[Entries provided]:
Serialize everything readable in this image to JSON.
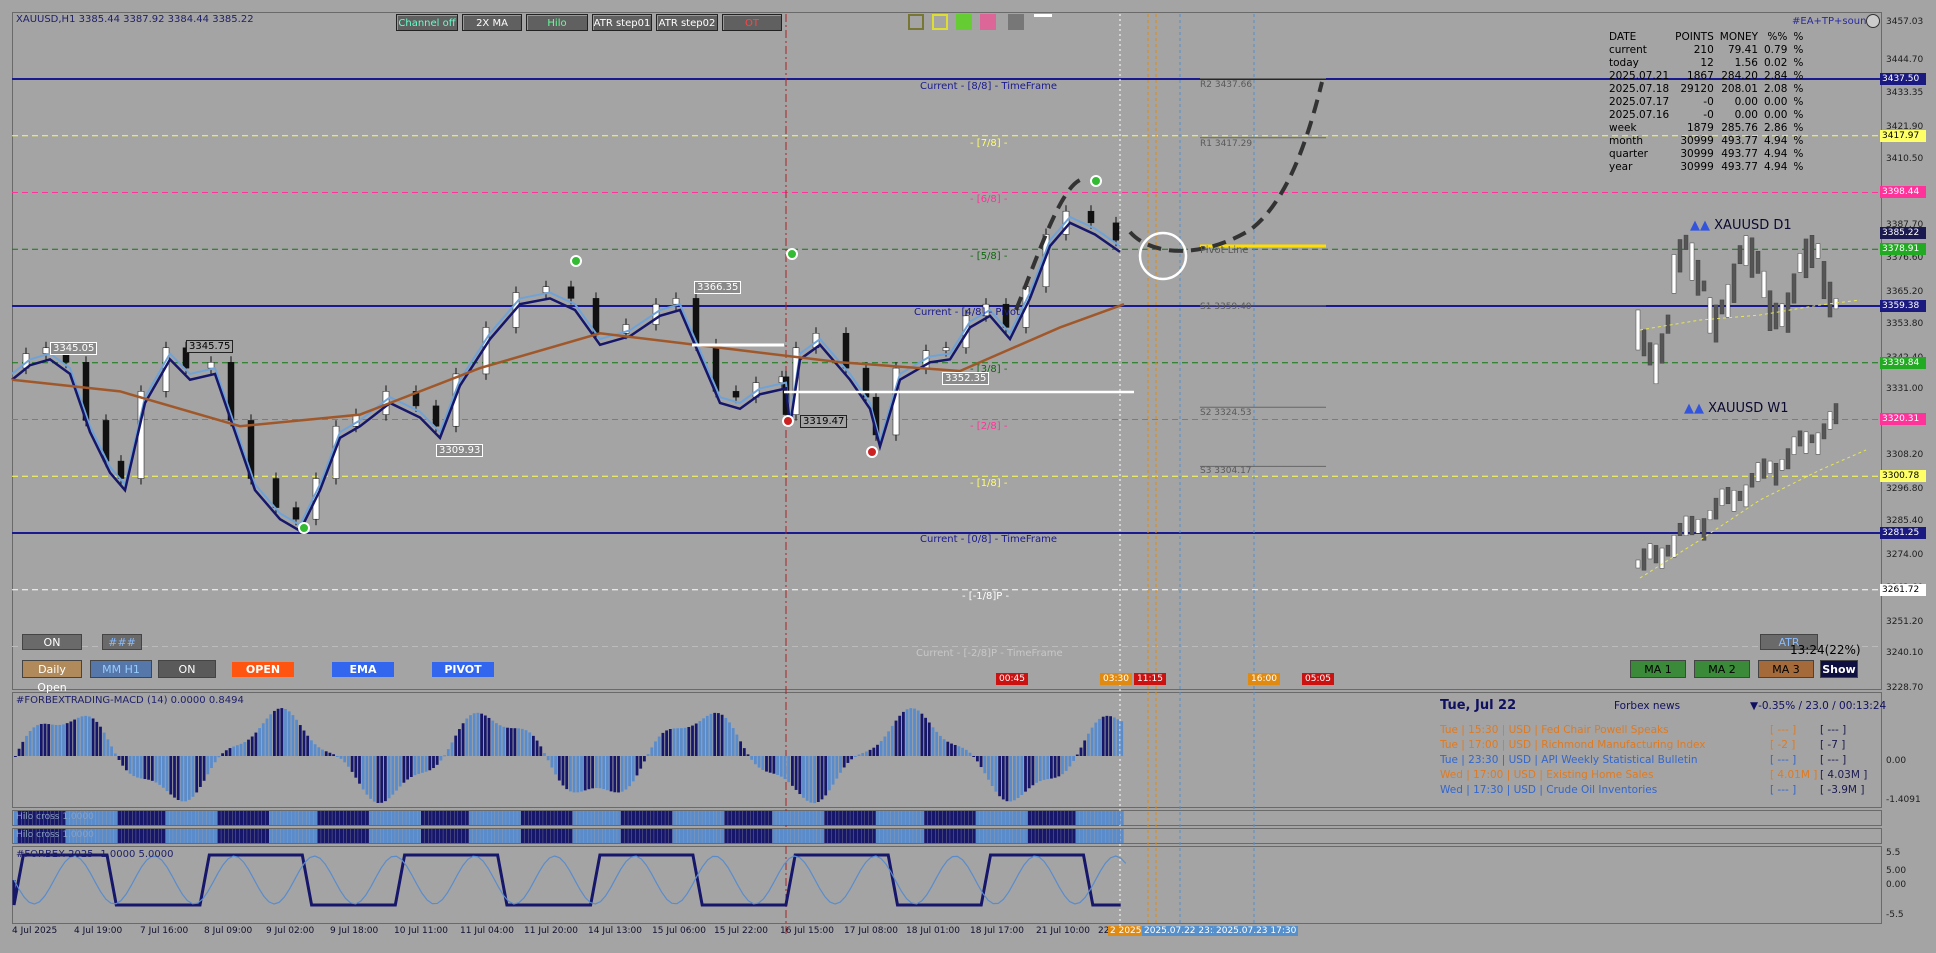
{
  "chart": {
    "symbol_header": "XAUUSD,H1  3385.44 3387.92 3384.44 3385.22",
    "ea_label": "#EA+TP+sound",
    "toolbar_buttons": [
      "Channel off",
      "2X MA",
      "Hilo",
      "ATR step01",
      "ATR step02",
      "OT"
    ]
  },
  "levels": {
    "eight": "Current - [8/8] - TimeFrame",
    "seven": "- [7/8] -",
    "six": "- [6/8] -",
    "five": "- [5/8] -",
    "four": "Current - [4/8] - Pivot",
    "three": "- [3/8] -",
    "two": "- [2/8] -",
    "one": "- [1/8] -",
    "zero": "Current - [0/8] - TimeFrame",
    "minus1": "- [-1/8]P -",
    "minus2": "Current - [-2/8]P - TimeFrame",
    "r2": "R2 3437.66",
    "r1": "R1 3417.29",
    "pivot": "Pivot Line",
    "s1": "S1 3359.40",
    "s2": "S2 3324.53",
    "s3": "S3 3304.17"
  },
  "swing_labels": {
    "a": "3345.05",
    "b": "3345.75",
    "c": "3309.93",
    "d": "3366.35",
    "e": "3319.47",
    "f": "3352.35"
  },
  "price_axis": [
    "3457.03",
    "3444.70",
    "3433.35",
    "3421.90",
    "3410.50",
    "3398.44",
    "3387.70",
    "3376.60",
    "3365.20",
    "3353.80",
    "3342.40",
    "3331.00",
    "3319.60",
    "3308.20",
    "3296.80",
    "3285.40",
    "3274.00",
    "3262.60",
    "3251.20",
    "3240.10",
    "3228.70"
  ],
  "price_boxes": [
    {
      "v": "3437.50",
      "bg": "#1a1a80",
      "fg": "#ffffff"
    },
    {
      "v": "3417.97",
      "bg": "#ffff66",
      "fg": "#000000"
    },
    {
      "v": "3398.44",
      "bg": "#ff3399",
      "fg": "#ffffff"
    },
    {
      "v": "3385.22",
      "bg": "#1a1a50",
      "fg": "#ffffff"
    },
    {
      "v": "3378.91",
      "bg": "#22aa22",
      "fg": "#ffffff"
    },
    {
      "v": "3359.38",
      "bg": "#1a1a80",
      "fg": "#ffffff"
    },
    {
      "v": "3339.84",
      "bg": "#22aa22",
      "fg": "#ffffff"
    },
    {
      "v": "3320.31",
      "bg": "#ff3399",
      "fg": "#ffffff"
    },
    {
      "v": "3300.78",
      "bg": "#ffff66",
      "fg": "#000000"
    },
    {
      "v": "3281.25",
      "bg": "#1a1a80",
      "fg": "#ffffff"
    },
    {
      "v": "3261.72",
      "bg": "#ffffff",
      "fg": "#000000"
    }
  ],
  "stats": {
    "headers": [
      "DATE",
      "POINTS",
      "MONEY",
      "%%",
      "%"
    ],
    "rows": [
      [
        "current",
        "210",
        "79.41",
        "0.79",
        "%"
      ],
      [
        "today",
        "12",
        "1.56",
        "0.02",
        "%"
      ],
      [
        "2025.07.21",
        "1867",
        "284.20",
        "2.84",
        "%"
      ],
      [
        "2025.07.18",
        "29120",
        "208.01",
        "2.08",
        "%"
      ],
      [
        "2025.07.17",
        "-0",
        "0.00",
        "0.00",
        "%"
      ],
      [
        "2025.07.16",
        "-0",
        "0.00",
        "0.00",
        "%"
      ],
      [
        "week",
        "1879",
        "285.76",
        "2.86",
        "%"
      ],
      [
        "month",
        "30999",
        "493.77",
        "4.94",
        "%"
      ],
      [
        "quarter",
        "30999",
        "493.77",
        "4.94",
        "%"
      ],
      [
        "year",
        "30999",
        "493.77",
        "4.94",
        "%"
      ]
    ]
  },
  "tf_labels": {
    "d1": "XAUUSD D1",
    "w1": "XAUUSD W1"
  },
  "bottom_buttons": {
    "on1": "ON",
    "hash": "###",
    "daily_open": "Daily Open",
    "mm_h1": "MM H1",
    "on2": "ON",
    "open": "OPEN",
    "ema": "EMA",
    "pivot": "PIVOT",
    "ma1": "MA 1",
    "ma2": "MA 2",
    "ma3": "MA 3",
    "show": "Show",
    "atr": "ATR",
    "timer": "13:24(22%)"
  },
  "session_tags": [
    "00:45",
    "03:30",
    "11:15",
    "16:00",
    "05:05"
  ],
  "indicators": {
    "macd_title": "#FORBEXTRADING-MACD (14) 0.0000 0.8494",
    "macd_axis": [
      "0.00",
      "-1.4091"
    ],
    "hl1": "Hilo cross 1.0000",
    "hl2": "Hilo cross 1.0000",
    "forbex_title": "#FORBEX-2025 -1.0000 5.0000",
    "forbex_axis": [
      "5.5",
      "5.00",
      "0.00",
      "-5.5"
    ]
  },
  "news": {
    "date": "Tue, Jul 22",
    "source": "Forbex news",
    "change": "▼-0.35% / 23.0 / 00:13:24",
    "items": [
      {
        "text": "Tue  |  15:30  |  USD  |  Fed Chair Powell Speaks",
        "a": "[ --- ]",
        "b": "[ --- ]",
        "color": "#e07a20"
      },
      {
        "text": "Tue  |  17:00  |  USD  |  Richmond Manufacturing Index",
        "a": "[ -2 ]",
        "b": "[ -7 ]",
        "color": "#e07a20"
      },
      {
        "text": "Tue  |  23:30  |  USD  |  API Weekly Statistical Bulletin",
        "a": "[ --- ]",
        "b": "[ --- ]",
        "color": "#3366cc"
      },
      {
        "text": "Wed  |  17:00  |  USD  |  Existing Home Sales",
        "a": "[ 4.01M ]",
        "b": "[ 4.03M ]",
        "color": "#e07a20"
      },
      {
        "text": "Wed  |  17:30  |  USD  |  Crude Oil Inventories",
        "a": "[ --- ]",
        "b": "[ -3.9M ]",
        "color": "#3366cc"
      }
    ]
  },
  "dates": [
    "4 Jul 2025",
    "4 Jul 19:00",
    "7 Jul 16:00",
    "8 Jul 09:00",
    "9 Jul 02:00",
    "9 Jul 18:00",
    "10 Jul 11:00",
    "11 Jul 04:00",
    "11 Jul 20:00",
    "14 Jul 13:00",
    "15 Jul 06:00",
    "15 Jul 22:00",
    "16 Jul 15:00",
    "17 Jul 08:00",
    "18 Jul 01:00",
    "18 Jul 17:00",
    "21 Jul 10:00",
    "22"
  ],
  "date_tags": [
    "2 2025",
    "2025.07.22 23:3",
    "2025.07.23 17:30"
  ]
}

[Set task]: Return each line from the material above exactly, but not the pictures.

[Exercise answer]:
Serialize everything readable in this image to JSON.
{
  "chart": {
    "symbol_header": "XAUUSD,H1  3385.44 3387.92 3384.44 3385.22",
    "ea_label": "#EA+TP+sound",
    "toolbar_buttons": [
      "Channel off",
      "2X MA",
      "Hilo",
      "ATR step01",
      "ATR step02",
      "OT"
    ]
  },
  "levels": {
    "eight": "Current - [8/8] - TimeFrame",
    "seven": "- [7/8] -",
    "six": "- [6/8] -",
    "five": "- [5/8] -",
    "four": "Current - [4/8] - Pivot",
    "three": "- [3/8] -",
    "two": "- [2/8] -",
    "one": "- [1/8] -",
    "zero": "Current - [0/8] - TimeFrame",
    "minus1": "- [-1/8]P -",
    "minus2": "Current - [-2/8]P - TimeFrame",
    "r2": "R2 3437.66",
    "r1": "R1 3417.29",
    "pivot": "Pivot Line",
    "s1": "S1 3359.40",
    "s2": "S2 3324.53",
    "s3": "S3 3304.17"
  },
  "swing_labels": {
    "a": "3345.05",
    "b": "3345.75",
    "c": "3309.93",
    "d": "3366.35",
    "e": "3319.47",
    "f": "3352.35"
  },
  "price_axis": [
    "3457.03",
    "3444.70",
    "3433.35",
    "3421.90",
    "3410.50",
    "3398.44",
    "3387.70",
    "3376.60",
    "3365.20",
    "3353.80",
    "3342.40",
    "3331.00",
    "3319.60",
    "3308.20",
    "3296.80",
    "3285.40",
    "3274.00",
    "3262.60",
    "3251.20",
    "3240.10",
    "3228.70"
  ],
  "price_boxes": [
    {
      "v": "3437.50",
      "bg": "#1a1a80",
      "fg": "#ffffff"
    },
    {
      "v": "3417.97",
      "bg": "#ffff66",
      "fg": "#000000"
    },
    {
      "v": "3398.44",
      "bg": "#ff3399",
      "fg": "#ffffff"
    },
    {
      "v": "3385.22",
      "bg": "#1a1a50",
      "fg": "#ffffff"
    },
    {
      "v": "3378.91",
      "bg": "#22aa22",
      "fg": "#ffffff"
    },
    {
      "v": "3359.38",
      "bg": "#1a1a80",
      "fg": "#ffffff"
    },
    {
      "v": "3339.84",
      "bg": "#22aa22",
      "fg": "#ffffff"
    },
    {
      "v": "3320.31",
      "bg": "#ff3399",
      "fg": "#ffffff"
    },
    {
      "v": "3300.78",
      "bg": "#ffff66",
      "fg": "#000000"
    },
    {
      "v": "3281.25",
      "bg": "#1a1a80",
      "fg": "#ffffff"
    },
    {
      "v": "3261.72",
      "bg": "#ffffff",
      "fg": "#000000"
    }
  ],
  "stats": {
    "headers": [
      "DATE",
      "POINTS",
      "MONEY",
      "%%",
      "%"
    ],
    "rows": [
      [
        "current",
        "210",
        "79.41",
        "0.79",
        "%"
      ],
      [
        "today",
        "12",
        "1.56",
        "0.02",
        "%"
      ],
      [
        "2025.07.21",
        "1867",
        "284.20",
        "2.84",
        "%"
      ],
      [
        "2025.07.18",
        "29120",
        "208.01",
        "2.08",
        "%"
      ],
      [
        "2025.07.17",
        "-0",
        "0.00",
        "0.00",
        "%"
      ],
      [
        "2025.07.16",
        "-0",
        "0.00",
        "0.00",
        "%"
      ],
      [
        "week",
        "1879",
        "285.76",
        "2.86",
        "%"
      ],
      [
        "month",
        "30999",
        "493.77",
        "4.94",
        "%"
      ],
      [
        "quarter",
        "30999",
        "493.77",
        "4.94",
        "%"
      ],
      [
        "year",
        "30999",
        "493.77",
        "4.94",
        "%"
      ]
    ]
  },
  "tf_labels": {
    "d1": "XAUUSD D1",
    "w1": "XAUUSD W1"
  },
  "bottom_buttons": {
    "on1": "ON",
    "hash": "###",
    "daily_open": "Daily Open",
    "mm_h1": "MM H1",
    "on2": "ON",
    "open": "OPEN",
    "ema": "EMA",
    "pivot": "PIVOT",
    "ma1": "MA 1",
    "ma2": "MA 2",
    "ma3": "MA 3",
    "show": "Show",
    "atr": "ATR",
    "timer": "13:24(22%)"
  },
  "session_tags": [
    "00:45",
    "03:30",
    "11:15",
    "16:00",
    "05:05"
  ],
  "indicators": {
    "macd_title": "#FORBEXTRADING-MACD (14) 0.0000 0.8494",
    "macd_axis": [
      "0.00",
      "-1.4091"
    ],
    "hl1": "Hilo cross 1.0000",
    "hl2": "Hilo cross 1.0000",
    "forbex_title": "#FORBEX-2025 -1.0000 5.0000",
    "forbex_axis": [
      "5.5",
      "5.00",
      "0.00",
      "-5.5"
    ]
  },
  "news": {
    "date": "Tue, Jul 22",
    "source": "Forbex news",
    "change": "▼-0.35% / 23.0 / 00:13:24",
    "items": [
      {
        "text": "Tue  |  15:30  |  USD  |  Fed Chair Powell Speaks",
        "a": "[ --- ]",
        "b": "[ --- ]",
        "color": "#e07a20"
      },
      {
        "text": "Tue  |  17:00  |  USD  |  Richmond Manufacturing Index",
        "a": "[ -2 ]",
        "b": "[ -7 ]",
        "color": "#e07a20"
      },
      {
        "text": "Tue  |  23:30  |  USD  |  API Weekly Statistical Bulletin",
        "a": "[ --- ]",
        "b": "[ --- ]",
        "color": "#3366cc"
      },
      {
        "text": "Wed  |  17:00  |  USD  |  Existing Home Sales",
        "a": "[ 4.01M ]",
        "b": "[ 4.03M ]",
        "color": "#e07a20"
      },
      {
        "text": "Wed  |  17:30  |  USD  |  Crude Oil Inventories",
        "a": "[ --- ]",
        "b": "[ -3.9M ]",
        "color": "#3366cc"
      }
    ]
  },
  "dates": [
    "4 Jul 2025",
    "4 Jul 19:00",
    "7 Jul 16:00",
    "8 Jul 09:00",
    "9 Jul 02:00",
    "9 Jul 18:00",
    "10 Jul 11:00",
    "11 Jul 04:00",
    "11 Jul 20:00",
    "14 Jul 13:00",
    "15 Jul 06:00",
    "15 Jul 22:00",
    "16 Jul 15:00",
    "17 Jul 08:00",
    "18 Jul 01:00",
    "18 Jul 17:00",
    "21 Jul 10:00",
    "22"
  ],
  "date_tags": [
    "2 2025",
    "2025.07.22 23:3",
    "2025.07.23 17:30"
  ]
}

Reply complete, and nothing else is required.